Data entries:
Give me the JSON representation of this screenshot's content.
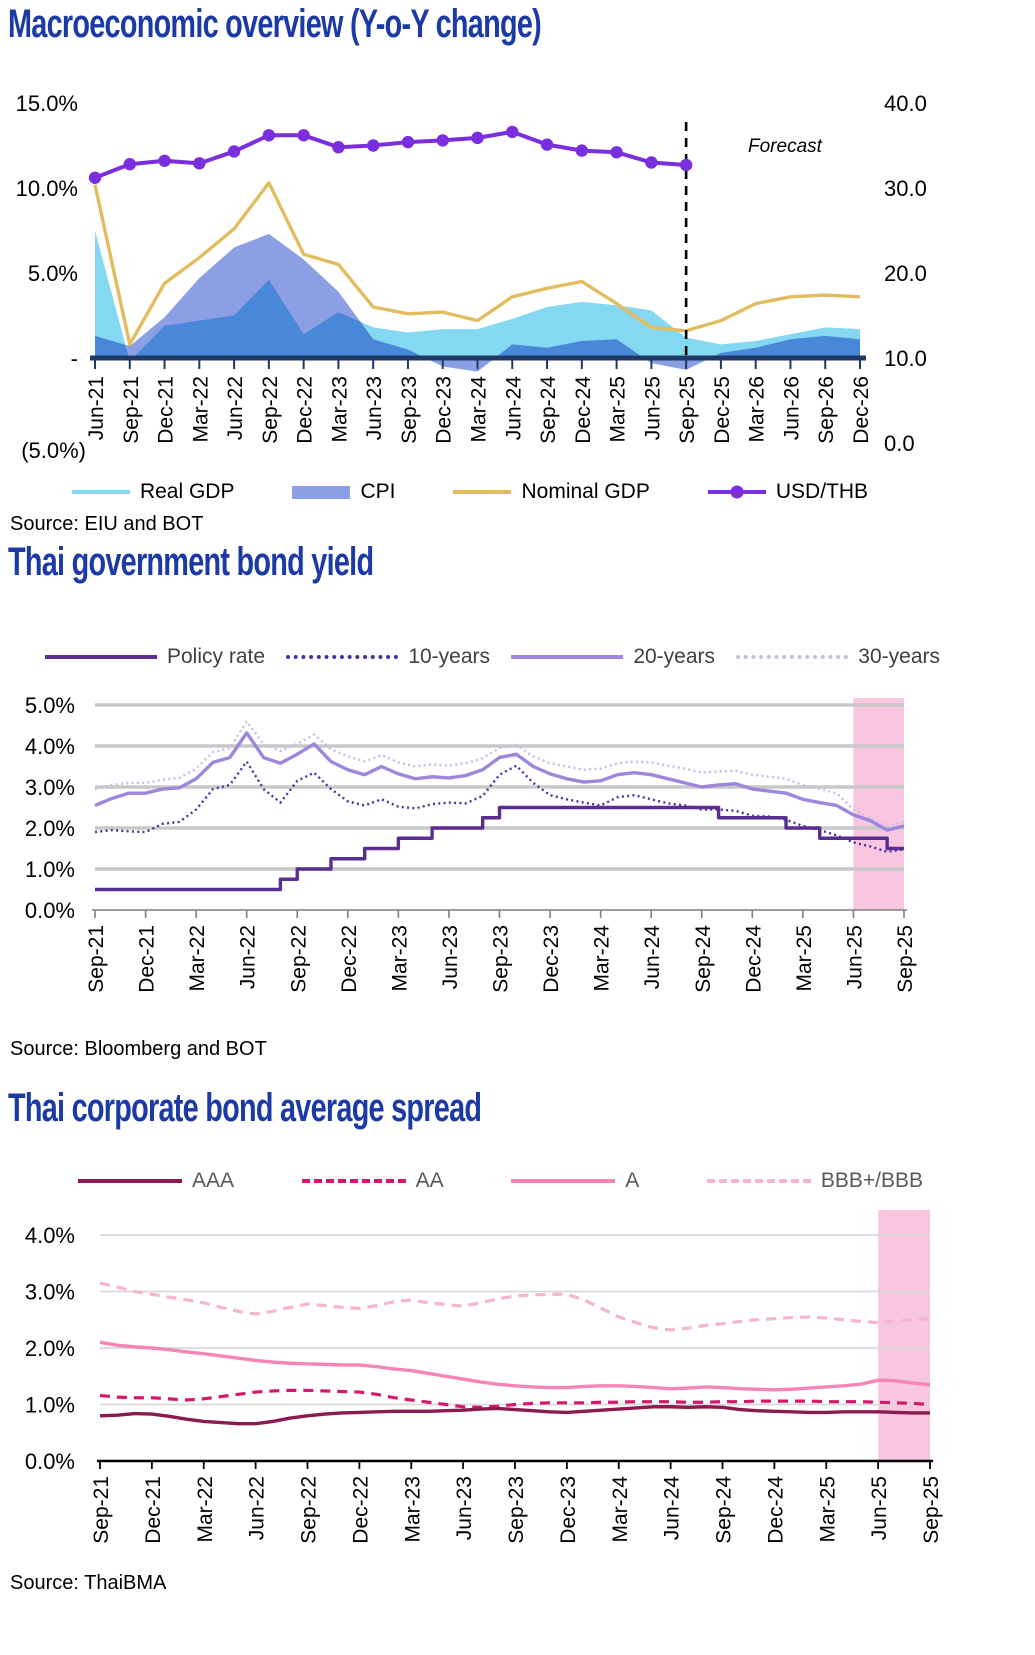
{
  "page": {
    "background": "#FFFFFF"
  },
  "chart_data": [
    {
      "type": "area",
      "title": "Macroeconomic overview (Y-o-Y change)",
      "source": "Source: EIU and BOT",
      "forecast_label": "Forecast",
      "forecast_start_category": "Sep-25",
      "legend_position": "bottom",
      "categories": [
        "Jun-21",
        "Sep-21",
        "Dec-21",
        "Mar-22",
        "Jun-22",
        "Sep-22",
        "Dec-22",
        "Mar-23",
        "Jun-23",
        "Sep-23",
        "Dec-23",
        "Mar-24",
        "Jun-24",
        "Sep-24",
        "Dec-24",
        "Mar-25",
        "Jun-25",
        "Sep-25",
        "Dec-25",
        "Mar-26",
        "Jun-26",
        "Sep-26",
        "Dec-26"
      ],
      "left_axis": {
        "tick_labels": [
          "15.0%",
          "10.0%",
          "5.0%",
          "-",
          "(5.0%)"
        ],
        "min": -5,
        "max": 15,
        "unit": "%"
      },
      "right_axis": {
        "tick_labels": [
          "40.0",
          "30.0",
          "20.0",
          "10.0",
          "0.0"
        ],
        "min": 0,
        "max": 40
      },
      "axis_color": "#1F3864",
      "series": [
        {
          "name": "Real GDP",
          "type": "area",
          "axis": "left",
          "swatch": "line",
          "color": "#85D8F1",
          "values": [
            7.5,
            -0.2,
            1.9,
            2.2,
            2.5,
            4.6,
            1.4,
            2.7,
            1.8,
            1.5,
            1.7,
            1.7,
            2.3,
            3.0,
            3.3,
            3.1,
            2.8,
            1.2,
            0.8,
            1.0,
            1.4,
            1.8,
            1.7
          ]
        },
        {
          "name": "CPI",
          "type": "area",
          "axis": "left",
          "swatch": "bar",
          "color": "#8C9FE5",
          "values": [
            1.3,
            0.7,
            2.4,
            4.7,
            6.5,
            7.3,
            5.8,
            3.9,
            1.1,
            0.5,
            -0.5,
            -0.8,
            0.8,
            0.6,
            1.0,
            1.1,
            -0.3,
            -0.7,
            0.3,
            0.6,
            1.1,
            1.3,
            1.1
          ]
        },
        {
          "name": "Nominal GDP",
          "type": "line",
          "axis": "left",
          "swatch": "line",
          "color": "#E3BC5F",
          "values": [
            10.2,
            0.8,
            4.4,
            5.9,
            7.6,
            10.3,
            6.1,
            5.5,
            3.0,
            2.6,
            2.7,
            2.2,
            3.6,
            4.1,
            4.5,
            3.2,
            1.8,
            1.6,
            2.2,
            3.2,
            3.6,
            3.7,
            3.6
          ]
        },
        {
          "name": "USD/THB",
          "type": "line-marker",
          "axis": "right",
          "swatch": "line-marker",
          "color": "#7A2EDD",
          "values": [
            31.2,
            32.8,
            33.2,
            32.9,
            34.3,
            36.2,
            36.2,
            34.8,
            35.0,
            35.4,
            35.6,
            35.9,
            36.6,
            35.1,
            34.4,
            34.2,
            33.0,
            32.7
          ]
        }
      ]
    },
    {
      "type": "line",
      "title": "Thai government bond yield",
      "source": "Source: Bloomberg and BOT",
      "legend_position": "top",
      "y_axis": {
        "tick_labels": [
          "5.0%",
          "4.0%",
          "3.0%",
          "2.0%",
          "1.0%",
          "0.0%"
        ],
        "min": 0,
        "max": 5,
        "unit": "%"
      },
      "categories": [
        "Sep-21",
        "Dec-21",
        "Mar-22",
        "Jun-22",
        "Sep-22",
        "Dec-22",
        "Mar-23",
        "Jun-23",
        "Sep-23",
        "Dec-23",
        "Mar-24",
        "Jun-24",
        "Sep-24",
        "Dec-24",
        "Mar-25",
        "Jun-25",
        "Sep-25"
      ],
      "frequency": "monthly",
      "span": [
        "Sep-21",
        "Sep-25"
      ],
      "highlight_band": {
        "from": "Jun-25",
        "to": "Sep-25",
        "color": "#F9C6DF"
      },
      "grid": "on",
      "series": [
        {
          "name": "Policy rate",
          "style": "step",
          "dash": "solid",
          "color": "#5A2D91",
          "values": [
            0.5,
            0.5,
            0.5,
            0.5,
            0.5,
            0.5,
            0.5,
            0.5,
            0.5,
            0.5,
            0.5,
            0.75,
            1.0,
            1.0,
            1.25,
            1.25,
            1.5,
            1.5,
            1.75,
            1.75,
            2.0,
            2.0,
            2.0,
            2.25,
            2.5,
            2.5,
            2.5,
            2.5,
            2.5,
            2.5,
            2.5,
            2.5,
            2.5,
            2.5,
            2.5,
            2.5,
            2.5,
            2.25,
            2.25,
            2.25,
            2.25,
            2.0,
            2.0,
            1.75,
            1.75,
            1.75,
            1.75,
            1.5,
            1.5
          ]
        },
        {
          "name": "10-years",
          "style": "line",
          "dash": "dotted",
          "color": "#4B2F9B",
          "values": [
            1.9,
            1.95,
            1.92,
            1.9,
            2.1,
            2.15,
            2.45,
            2.95,
            3.05,
            3.62,
            2.95,
            2.62,
            3.15,
            3.35,
            2.95,
            2.65,
            2.55,
            2.7,
            2.52,
            2.48,
            2.58,
            2.62,
            2.6,
            2.78,
            3.3,
            3.52,
            3.1,
            2.8,
            2.7,
            2.62,
            2.55,
            2.75,
            2.8,
            2.7,
            2.6,
            2.55,
            2.45,
            2.45,
            2.42,
            2.3,
            2.28,
            2.2,
            2.05,
            1.95,
            1.82,
            1.65,
            1.55,
            1.42,
            1.48
          ]
        },
        {
          "name": "20-years",
          "style": "line",
          "dash": "solid",
          "color": "#9E86DC",
          "values": [
            2.55,
            2.72,
            2.85,
            2.85,
            2.95,
            2.98,
            3.2,
            3.6,
            3.72,
            4.32,
            3.72,
            3.58,
            3.8,
            4.05,
            3.62,
            3.42,
            3.3,
            3.5,
            3.32,
            3.2,
            3.25,
            3.22,
            3.28,
            3.42,
            3.72,
            3.8,
            3.5,
            3.32,
            3.2,
            3.12,
            3.15,
            3.3,
            3.35,
            3.3,
            3.2,
            3.1,
            3.0,
            3.05,
            3.08,
            2.95,
            2.9,
            2.85,
            2.7,
            2.62,
            2.55,
            2.32,
            2.18,
            1.95,
            2.05
          ]
        },
        {
          "name": "30-years",
          "style": "line",
          "dash": "dotted",
          "color": "#C6BCE8",
          "values": [
            2.95,
            3.05,
            3.1,
            3.1,
            3.18,
            3.22,
            3.45,
            3.85,
            3.95,
            4.6,
            4.05,
            3.88,
            4.05,
            4.28,
            3.92,
            3.75,
            3.62,
            3.78,
            3.6,
            3.5,
            3.55,
            3.52,
            3.58,
            3.7,
            3.95,
            4.02,
            3.75,
            3.58,
            3.5,
            3.42,
            3.45,
            3.58,
            3.62,
            3.6,
            3.52,
            3.45,
            3.35,
            3.38,
            3.4,
            3.3,
            3.25,
            3.2,
            3.05,
            2.95,
            2.85,
            2.45,
            2.25,
            2.05,
            2.15
          ]
        }
      ]
    },
    {
      "type": "line",
      "title": "Thai corporate bond average spread",
      "source": "Source: ThaiBMA",
      "legend_position": "top",
      "y_axis": {
        "tick_labels": [
          "4.0%",
          "3.0%",
          "2.0%",
          "1.0%",
          "0.0%"
        ],
        "min": 0,
        "max": 4,
        "unit": "%"
      },
      "categories": [
        "Sep-21",
        "Dec-21",
        "Mar-22",
        "Jun-22",
        "Sep-22",
        "Dec-22",
        "Mar-23",
        "Jun-23",
        "Sep-23",
        "Dec-23",
        "Mar-24",
        "Jun-24",
        "Sep-24",
        "Dec-24",
        "Mar-25",
        "Jun-25",
        "Sep-25"
      ],
      "frequency": "monthly",
      "span": [
        "Sep-21",
        "Sep-25"
      ],
      "highlight_band": {
        "from": "Jun-25",
        "to": "Sep-25",
        "color": "#F9C6DF"
      },
      "grid": "on",
      "series": [
        {
          "name": "AAA",
          "style": "line",
          "dash": "solid",
          "color": "#8A1A52",
          "values": [
            0.8,
            0.81,
            0.84,
            0.83,
            0.79,
            0.74,
            0.7,
            0.68,
            0.66,
            0.66,
            0.7,
            0.76,
            0.8,
            0.83,
            0.85,
            0.86,
            0.87,
            0.88,
            0.88,
            0.88,
            0.89,
            0.9,
            0.92,
            0.93,
            0.91,
            0.89,
            0.87,
            0.86,
            0.88,
            0.9,
            0.92,
            0.94,
            0.96,
            0.96,
            0.95,
            0.96,
            0.95,
            0.91,
            0.89,
            0.88,
            0.87,
            0.86,
            0.86,
            0.87,
            0.87,
            0.87,
            0.86,
            0.85,
            0.85
          ]
        },
        {
          "name": "AA",
          "style": "line",
          "dash": "dashed",
          "color": "#D5186E",
          "values": [
            1.16,
            1.13,
            1.12,
            1.12,
            1.1,
            1.08,
            1.1,
            1.14,
            1.18,
            1.22,
            1.24,
            1.25,
            1.25,
            1.24,
            1.23,
            1.22,
            1.18,
            1.12,
            1.08,
            1.04,
            1.0,
            0.96,
            0.95,
            0.97,
            1.0,
            1.02,
            1.03,
            1.03,
            1.03,
            1.04,
            1.04,
            1.05,
            1.05,
            1.05,
            1.04,
            1.04,
            1.05,
            1.05,
            1.06,
            1.06,
            1.06,
            1.06,
            1.05,
            1.05,
            1.05,
            1.04,
            1.03,
            1.02,
            1.0
          ]
        },
        {
          "name": "A",
          "style": "line",
          "dash": "solid",
          "color": "#F585B5",
          "values": [
            2.1,
            2.05,
            2.02,
            2.0,
            1.97,
            1.93,
            1.9,
            1.86,
            1.82,
            1.78,
            1.75,
            1.73,
            1.72,
            1.71,
            1.7,
            1.7,
            1.67,
            1.63,
            1.6,
            1.55,
            1.5,
            1.45,
            1.4,
            1.36,
            1.33,
            1.31,
            1.3,
            1.3,
            1.32,
            1.33,
            1.33,
            1.32,
            1.3,
            1.28,
            1.29,
            1.31,
            1.3,
            1.28,
            1.27,
            1.26,
            1.27,
            1.29,
            1.31,
            1.33,
            1.36,
            1.43,
            1.42,
            1.38,
            1.35
          ]
        },
        {
          "name": "BBB+/BBB",
          "style": "line",
          "dash": "dashed",
          "color": "#F6B3D2",
          "values": [
            3.15,
            3.08,
            3.0,
            2.95,
            2.9,
            2.85,
            2.8,
            2.72,
            2.65,
            2.6,
            2.65,
            2.72,
            2.78,
            2.75,
            2.72,
            2.7,
            2.75,
            2.82,
            2.85,
            2.8,
            2.77,
            2.74,
            2.8,
            2.87,
            2.92,
            2.94,
            2.95,
            2.95,
            2.85,
            2.7,
            2.55,
            2.45,
            2.36,
            2.32,
            2.35,
            2.4,
            2.43,
            2.47,
            2.5,
            2.52,
            2.54,
            2.55,
            2.53,
            2.5,
            2.47,
            2.45,
            2.48,
            2.5,
            2.52
          ]
        }
      ]
    }
  ]
}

Stated problem:
Count how many lines of the material hold the string "swatch". Give the number and nothing more.

Worked answer:
4